* Start Data for the task *
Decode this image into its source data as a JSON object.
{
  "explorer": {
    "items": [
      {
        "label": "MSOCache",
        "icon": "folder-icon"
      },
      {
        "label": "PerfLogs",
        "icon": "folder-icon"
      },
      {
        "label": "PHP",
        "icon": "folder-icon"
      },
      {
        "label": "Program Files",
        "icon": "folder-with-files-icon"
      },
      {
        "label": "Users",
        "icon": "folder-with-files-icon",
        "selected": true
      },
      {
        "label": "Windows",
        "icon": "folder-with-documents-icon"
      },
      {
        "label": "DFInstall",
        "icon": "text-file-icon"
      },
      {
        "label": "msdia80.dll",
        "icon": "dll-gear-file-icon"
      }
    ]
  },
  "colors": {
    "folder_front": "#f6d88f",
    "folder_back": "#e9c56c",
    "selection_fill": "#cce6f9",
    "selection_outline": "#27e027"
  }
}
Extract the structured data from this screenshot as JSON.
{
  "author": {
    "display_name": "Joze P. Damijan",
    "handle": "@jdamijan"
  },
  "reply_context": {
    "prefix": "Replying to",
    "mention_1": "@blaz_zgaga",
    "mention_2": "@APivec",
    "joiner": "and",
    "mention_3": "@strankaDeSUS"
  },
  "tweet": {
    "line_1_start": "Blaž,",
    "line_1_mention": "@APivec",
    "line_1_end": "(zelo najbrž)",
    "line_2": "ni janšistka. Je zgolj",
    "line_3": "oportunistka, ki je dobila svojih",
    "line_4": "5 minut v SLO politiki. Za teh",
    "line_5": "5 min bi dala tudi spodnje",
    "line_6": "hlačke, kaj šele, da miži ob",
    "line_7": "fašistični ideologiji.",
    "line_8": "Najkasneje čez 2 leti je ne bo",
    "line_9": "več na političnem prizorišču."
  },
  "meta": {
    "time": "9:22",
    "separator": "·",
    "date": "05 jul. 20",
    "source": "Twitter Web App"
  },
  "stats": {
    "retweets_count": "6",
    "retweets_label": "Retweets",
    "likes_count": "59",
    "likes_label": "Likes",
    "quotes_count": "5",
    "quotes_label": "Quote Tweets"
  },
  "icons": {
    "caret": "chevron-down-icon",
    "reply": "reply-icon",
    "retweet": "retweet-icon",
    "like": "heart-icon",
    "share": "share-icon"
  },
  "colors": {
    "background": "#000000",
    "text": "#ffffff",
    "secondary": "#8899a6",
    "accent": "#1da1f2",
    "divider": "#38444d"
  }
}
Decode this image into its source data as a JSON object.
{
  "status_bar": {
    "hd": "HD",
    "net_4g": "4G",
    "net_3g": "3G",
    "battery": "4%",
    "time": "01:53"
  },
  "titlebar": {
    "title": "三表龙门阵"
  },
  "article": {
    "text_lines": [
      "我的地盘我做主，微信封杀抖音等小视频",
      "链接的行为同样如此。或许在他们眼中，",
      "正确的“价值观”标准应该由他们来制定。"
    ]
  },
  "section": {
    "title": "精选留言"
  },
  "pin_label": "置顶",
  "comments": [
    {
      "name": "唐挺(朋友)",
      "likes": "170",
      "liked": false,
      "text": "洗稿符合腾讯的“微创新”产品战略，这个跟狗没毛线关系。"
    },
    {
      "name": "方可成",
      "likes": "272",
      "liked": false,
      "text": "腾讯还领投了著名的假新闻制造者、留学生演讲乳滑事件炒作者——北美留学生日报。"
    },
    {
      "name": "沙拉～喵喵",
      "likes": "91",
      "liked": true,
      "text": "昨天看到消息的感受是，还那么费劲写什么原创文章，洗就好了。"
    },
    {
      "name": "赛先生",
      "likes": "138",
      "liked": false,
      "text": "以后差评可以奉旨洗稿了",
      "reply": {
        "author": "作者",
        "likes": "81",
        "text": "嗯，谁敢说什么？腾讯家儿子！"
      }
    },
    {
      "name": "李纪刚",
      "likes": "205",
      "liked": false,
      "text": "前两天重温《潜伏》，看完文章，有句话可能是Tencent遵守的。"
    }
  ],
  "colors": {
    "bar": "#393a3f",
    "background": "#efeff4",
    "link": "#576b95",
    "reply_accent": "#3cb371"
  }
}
* End Data for the task *
_Task goal:_ Take the entries above and copy them out exactly.

_Exercise output:_
Decode this image into its source data as a JSON object.
{
  "explorer": {
    "items": [
      {
        "label": "MSOCache",
        "icon": "folder-icon"
      },
      {
        "label": "PerfLogs",
        "icon": "folder-icon"
      },
      {
        "label": "PHP",
        "icon": "folder-icon"
      },
      {
        "label": "Program Files",
        "icon": "folder-with-files-icon"
      },
      {
        "label": "Users",
        "icon": "folder-with-files-icon",
        "selected": true
      },
      {
        "label": "Windows",
        "icon": "folder-with-documents-icon"
      },
      {
        "label": "DFInstall",
        "icon": "text-file-icon"
      },
      {
        "label": "msdia80.dll",
        "icon": "dll-gear-file-icon"
      }
    ]
  },
  "colors": {
    "folder_front": "#f6d88f",
    "folder_back": "#e9c56c",
    "selection_fill": "#cce6f9",
    "selection_outline": "#27e027"
  }
}
Extract the structured data from this screenshot as JSON.
{
  "author": {
    "display_name": "Joze P. Damijan",
    "handle": "@jdamijan"
  },
  "reply_context": {
    "prefix": "Replying to",
    "mention_1": "@blaz_zgaga",
    "mention_2": "@APivec",
    "joiner": "and",
    "mention_3": "@strankaDeSUS"
  },
  "tweet": {
    "line_1_start": "Blaž,",
    "line_1_mention": "@APivec",
    "line_1_end": "(zelo najbrž)",
    "line_2": "ni janšistka. Je zgolj",
    "line_3": "oportunistka, ki je dobila svojih",
    "line_4": "5 minut v SLO politiki. Za teh",
    "line_5": "5 min bi dala tudi spodnje",
    "line_6": "hlačke, kaj šele, da miži ob",
    "line_7": "fašistični ideologiji.",
    "line_8": "Najkasneje čez 2 leti je ne bo",
    "line_9": "več na političnem prizorišču."
  },
  "meta": {
    "time": "9:22",
    "separator": "·",
    "date": "05 jul. 20",
    "source": "Twitter Web App"
  },
  "stats": {
    "retweets_count": "6",
    "retweets_label": "Retweets",
    "likes_count": "59",
    "likes_label": "Likes",
    "quotes_count": "5",
    "quotes_label": "Quote Tweets"
  },
  "icons": {
    "caret": "chevron-down-icon",
    "reply": "reply-icon",
    "retweet": "retweet-icon",
    "like": "heart-icon",
    "share": "share-icon"
  },
  "colors": {
    "background": "#000000",
    "text": "#ffffff",
    "secondary": "#8899a6",
    "accent": "#1da1f2",
    "divider": "#38444d"
  }
}
Decode this image into its source data as a JSON object.
{
  "status_bar": {
    "hd": "HD",
    "net_4g": "4G",
    "net_3g": "3G",
    "battery": "4%",
    "time": "01:53"
  },
  "titlebar": {
    "title": "三表龙门阵"
  },
  "article": {
    "text_lines": [
      "我的地盘我做主，微信封杀抖音等小视频",
      "链接的行为同样如此。或许在他们眼中，",
      "正确的“价值观”标准应该由他们来制定。"
    ]
  },
  "section": {
    "title": "精选留言"
  },
  "pin_label": "置顶",
  "comments": [
    {
      "name": "唐挺(朋友)",
      "likes": "170",
      "liked": false,
      "text": "洗稿符合腾讯的“微创新”产品战略，这个跟狗没毛线关系。"
    },
    {
      "name": "方可成",
      "likes": "272",
      "liked": false,
      "text": "腾讯还领投了著名的假新闻制造者、留学生演讲乳滑事件炒作者——北美留学生日报。"
    },
    {
      "name": "沙拉～喵喵",
      "likes": "91",
      "liked": true,
      "text": "昨天看到消息的感受是，还那么费劲写什么原创文章，洗就好了。"
    },
    {
      "name": "赛先生",
      "likes": "138",
      "liked": false,
      "text": "以后差评可以奉旨洗稿了",
      "reply": {
        "author": "作者",
        "likes": "81",
        "text": "嗯，谁敢说什么？腾讯家儿子！"
      }
    },
    {
      "name": "李纪刚",
      "likes": "205",
      "liked": false,
      "text": "前两天重温《潜伏》，看完文章，有句话可能是Tencent遵守的。"
    }
  ],
  "colors": {
    "bar": "#393a3f",
    "background": "#efeff4",
    "link": "#576b95",
    "reply_accent": "#3cb371"
  }
}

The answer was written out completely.